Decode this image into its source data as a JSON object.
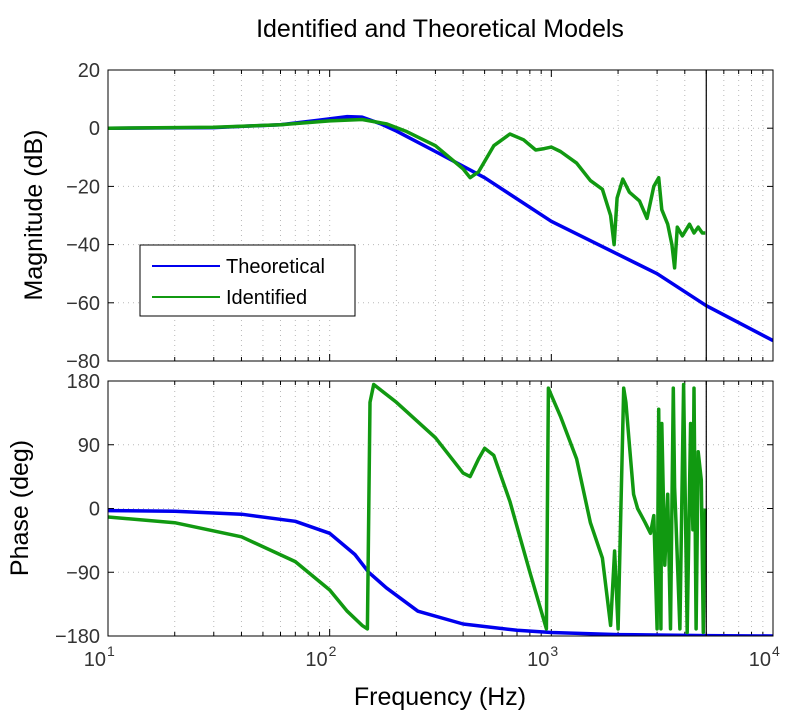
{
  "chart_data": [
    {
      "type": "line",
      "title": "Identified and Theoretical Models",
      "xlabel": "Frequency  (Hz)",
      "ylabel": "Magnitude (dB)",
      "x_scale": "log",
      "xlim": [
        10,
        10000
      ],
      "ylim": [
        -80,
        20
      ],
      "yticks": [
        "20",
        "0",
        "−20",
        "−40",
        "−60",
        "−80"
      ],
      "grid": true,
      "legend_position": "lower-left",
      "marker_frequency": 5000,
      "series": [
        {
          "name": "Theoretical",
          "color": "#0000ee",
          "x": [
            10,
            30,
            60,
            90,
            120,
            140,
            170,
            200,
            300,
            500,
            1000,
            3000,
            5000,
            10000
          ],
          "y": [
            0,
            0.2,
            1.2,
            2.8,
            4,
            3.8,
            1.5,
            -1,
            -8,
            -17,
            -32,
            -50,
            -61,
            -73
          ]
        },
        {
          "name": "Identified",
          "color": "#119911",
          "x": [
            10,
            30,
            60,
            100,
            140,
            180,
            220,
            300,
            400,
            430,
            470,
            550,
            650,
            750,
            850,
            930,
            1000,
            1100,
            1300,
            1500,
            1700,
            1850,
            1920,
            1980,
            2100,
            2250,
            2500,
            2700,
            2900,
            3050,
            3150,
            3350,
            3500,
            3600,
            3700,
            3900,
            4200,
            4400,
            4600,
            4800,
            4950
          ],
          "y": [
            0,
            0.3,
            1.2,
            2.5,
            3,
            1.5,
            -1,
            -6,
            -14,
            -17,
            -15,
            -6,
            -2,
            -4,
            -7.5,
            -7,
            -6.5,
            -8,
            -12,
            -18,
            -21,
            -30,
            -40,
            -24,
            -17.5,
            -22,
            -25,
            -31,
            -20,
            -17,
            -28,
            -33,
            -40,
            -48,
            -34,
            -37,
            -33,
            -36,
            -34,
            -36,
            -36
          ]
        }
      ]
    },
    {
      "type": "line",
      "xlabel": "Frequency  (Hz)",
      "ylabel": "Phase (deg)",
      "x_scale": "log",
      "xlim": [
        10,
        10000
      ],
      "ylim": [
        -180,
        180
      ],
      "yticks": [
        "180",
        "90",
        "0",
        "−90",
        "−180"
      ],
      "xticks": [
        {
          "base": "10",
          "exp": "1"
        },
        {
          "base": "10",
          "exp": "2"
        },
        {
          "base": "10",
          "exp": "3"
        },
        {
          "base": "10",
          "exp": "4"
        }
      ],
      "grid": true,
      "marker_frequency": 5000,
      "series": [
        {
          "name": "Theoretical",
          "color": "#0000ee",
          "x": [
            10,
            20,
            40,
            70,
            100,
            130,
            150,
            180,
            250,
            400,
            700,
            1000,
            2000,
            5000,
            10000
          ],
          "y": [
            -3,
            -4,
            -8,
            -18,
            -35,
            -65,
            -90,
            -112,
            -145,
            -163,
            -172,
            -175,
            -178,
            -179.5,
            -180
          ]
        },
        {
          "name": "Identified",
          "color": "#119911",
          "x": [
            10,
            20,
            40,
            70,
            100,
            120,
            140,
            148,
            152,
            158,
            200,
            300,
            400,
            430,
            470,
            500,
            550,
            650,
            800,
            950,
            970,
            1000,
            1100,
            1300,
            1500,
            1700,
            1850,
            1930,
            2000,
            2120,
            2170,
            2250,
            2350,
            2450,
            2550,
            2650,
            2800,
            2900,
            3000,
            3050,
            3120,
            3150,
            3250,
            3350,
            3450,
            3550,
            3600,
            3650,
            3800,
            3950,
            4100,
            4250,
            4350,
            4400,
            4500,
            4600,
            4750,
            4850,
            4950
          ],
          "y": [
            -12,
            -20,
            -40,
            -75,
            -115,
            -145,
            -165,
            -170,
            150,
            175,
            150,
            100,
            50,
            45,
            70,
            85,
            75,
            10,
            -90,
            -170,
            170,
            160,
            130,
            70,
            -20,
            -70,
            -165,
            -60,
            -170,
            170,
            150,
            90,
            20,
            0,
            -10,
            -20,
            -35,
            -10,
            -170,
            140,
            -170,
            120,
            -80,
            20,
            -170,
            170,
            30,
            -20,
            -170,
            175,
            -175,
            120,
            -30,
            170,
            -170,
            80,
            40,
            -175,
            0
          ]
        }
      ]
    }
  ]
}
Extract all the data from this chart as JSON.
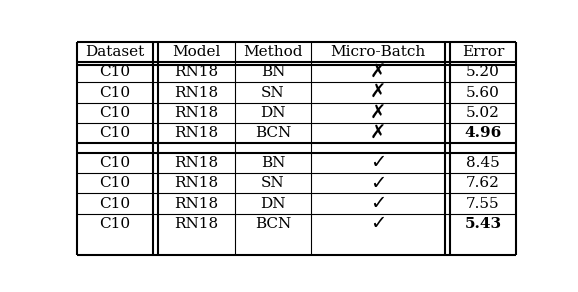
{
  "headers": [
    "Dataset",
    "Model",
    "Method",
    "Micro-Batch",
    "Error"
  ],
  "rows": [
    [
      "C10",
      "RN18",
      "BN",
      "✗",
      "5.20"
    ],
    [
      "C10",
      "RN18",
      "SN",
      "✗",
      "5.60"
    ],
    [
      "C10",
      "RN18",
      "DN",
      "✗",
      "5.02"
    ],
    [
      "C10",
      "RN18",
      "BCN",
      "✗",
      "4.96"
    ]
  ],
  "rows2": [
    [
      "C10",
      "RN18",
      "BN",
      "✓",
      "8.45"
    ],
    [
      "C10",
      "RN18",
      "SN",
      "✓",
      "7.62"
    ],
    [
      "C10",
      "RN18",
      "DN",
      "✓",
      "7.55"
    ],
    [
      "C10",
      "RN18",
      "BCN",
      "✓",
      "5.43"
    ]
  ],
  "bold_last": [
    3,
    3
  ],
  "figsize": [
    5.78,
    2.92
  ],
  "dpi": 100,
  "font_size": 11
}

----------

### PROMPT
Reproduce every entry word for word, but skip any pictures.

### RESULT
Decode this image into its source data as a JSON object.
{
  "chart_data": [
    {
      "type": "line",
      "title": "Identified and Theoretical Models",
      "xlabel": "Frequency  (Hz)",
      "ylabel": "Magnitude (dB)",
      "x_scale": "log",
      "xlim": [
        10,
        10000
      ],
      "ylim": [
        -80,
        20
      ],
      "yticks": [
        "20",
        "0",
        "−20",
        "−40",
        "−60",
        "−80"
      ],
      "grid": true,
      "legend_position": "lower-left",
      "marker_frequency": 5000,
      "series": [
        {
          "name": "Theoretical",
          "color": "#0000ee",
          "x": [
            10,
            30,
            60,
            90,
            120,
            140,
            170,
            200,
            300,
            500,
            1000,
            3000,
            5000,
            10000
          ],
          "y": [
            0,
            0.2,
            1.2,
            2.8,
            4,
            3.8,
            1.5,
            -1,
            -8,
            -17,
            -32,
            -50,
            -61,
            -73
          ]
        },
        {
          "name": "Identified",
          "color": "#119911",
          "x": [
            10,
            30,
            60,
            100,
            140,
            180,
            220,
            300,
            400,
            430,
            470,
            550,
            650,
            750,
            850,
            930,
            1000,
            1100,
            1300,
            1500,
            1700,
            1850,
            1920,
            1980,
            2100,
            2250,
            2500,
            2700,
            2900,
            3050,
            3150,
            3350,
            3500,
            3600,
            3700,
            3900,
            4200,
            4400,
            4600,
            4800,
            4950
          ],
          "y": [
            0,
            0.3,
            1.2,
            2.5,
            3,
            1.5,
            -1,
            -6,
            -14,
            -17,
            -15,
            -6,
            -2,
            -4,
            -7.5,
            -7,
            -6.5,
            -8,
            -12,
            -18,
            -21,
            -30,
            -40,
            -24,
            -17.5,
            -22,
            -25,
            -31,
            -20,
            -17,
            -28,
            -33,
            -40,
            -48,
            -34,
            -37,
            -33,
            -36,
            -34,
            -36,
            -36
          ]
        }
      ]
    },
    {
      "type": "line",
      "xlabel": "Frequency  (Hz)",
      "ylabel": "Phase (deg)",
      "x_scale": "log",
      "xlim": [
        10,
        10000
      ],
      "ylim": [
        -180,
        180
      ],
      "yticks": [
        "180",
        "90",
        "0",
        "−90",
        "−180"
      ],
      "xticks": [
        {
          "base": "10",
          "exp": "1"
        },
        {
          "base": "10",
          "exp": "2"
        },
        {
          "base": "10",
          "exp": "3"
        },
        {
          "base": "10",
          "exp": "4"
        }
      ],
      "grid": true,
      "marker_frequency": 5000,
      "series": [
        {
          "name": "Theoretical",
          "color": "#0000ee",
          "x": [
            10,
            20,
            40,
            70,
            100,
            130,
            150,
            180,
            250,
            400,
            700,
            1000,
            2000,
            5000,
            10000
          ],
          "y": [
            -3,
            -4,
            -8,
            -18,
            -35,
            -65,
            -90,
            -112,
            -145,
            -163,
            -172,
            -175,
            -178,
            -179.5,
            -180
          ]
        },
        {
          "name": "Identified",
          "color": "#119911",
          "x": [
            10,
            20,
            40,
            70,
            100,
            120,
            140,
            148,
            152,
            158,
            200,
            300,
            400,
            430,
            470,
            500,
            550,
            650,
            800,
            950,
            970,
            1000,
            1100,
            1300,
            1500,
            1700,
            1850,
            1930,
            2000,
            2120,
            2170,
            2250,
            2350,
            2450,
            2550,
            2650,
            2800,
            2900,
            3000,
            3050,
            3120,
            3150,
            3250,
            3350,
            3450,
            3550,
            3600,
            3650,
            3800,
            3950,
            4100,
            4250,
            4350,
            4400,
            4500,
            4600,
            4750,
            4850,
            4950
          ],
          "y": [
            -12,
            -20,
            -40,
            -75,
            -115,
            -145,
            -165,
            -170,
            150,
            175,
            150,
            100,
            50,
            45,
            70,
            85,
            75,
            10,
            -90,
            -170,
            170,
            160,
            130,
            70,
            -20,
            -70,
            -165,
            -60,
            -170,
            170,
            150,
            90,
            20,
            0,
            -10,
            -20,
            -35,
            -10,
            -170,
            140,
            -170,
            120,
            -80,
            20,
            -170,
            170,
            30,
            -20,
            -170,
            175,
            -175,
            120,
            -30,
            170,
            -170,
            80,
            40,
            -175,
            0
          ]
        }
      ]
    }
  ]
}
Extract all the data from this chart as JSON.
{
  "headers": [
    "Dataset",
    "Model",
    "Method",
    "Micro-Batch",
    "Error"
  ],
  "rows": [
    [
      "C10",
      "RN18",
      "BN",
      "✗",
      "5.20"
    ],
    [
      "C10",
      "RN18",
      "SN",
      "✗",
      "5.60"
    ],
    [
      "C10",
      "RN18",
      "DN",
      "✗",
      "5.02"
    ],
    [
      "C10",
      "RN18",
      "BCN",
      "✗",
      "4.96"
    ]
  ],
  "rows2": [
    [
      "C10",
      "RN18",
      "BN",
      "✓",
      "8.45"
    ],
    [
      "C10",
      "RN18",
      "SN",
      "✓",
      "7.62"
    ],
    [
      "C10",
      "RN18",
      "DN",
      "✓",
      "7.55"
    ],
    [
      "C10",
      "RN18",
      "BCN",
      "✓",
      "5.43"
    ]
  ],
  "bold_last": [
    3,
    3
  ],
  "figsize": [
    5.78,
    2.92
  ],
  "dpi": 100,
  "font_size": 11
}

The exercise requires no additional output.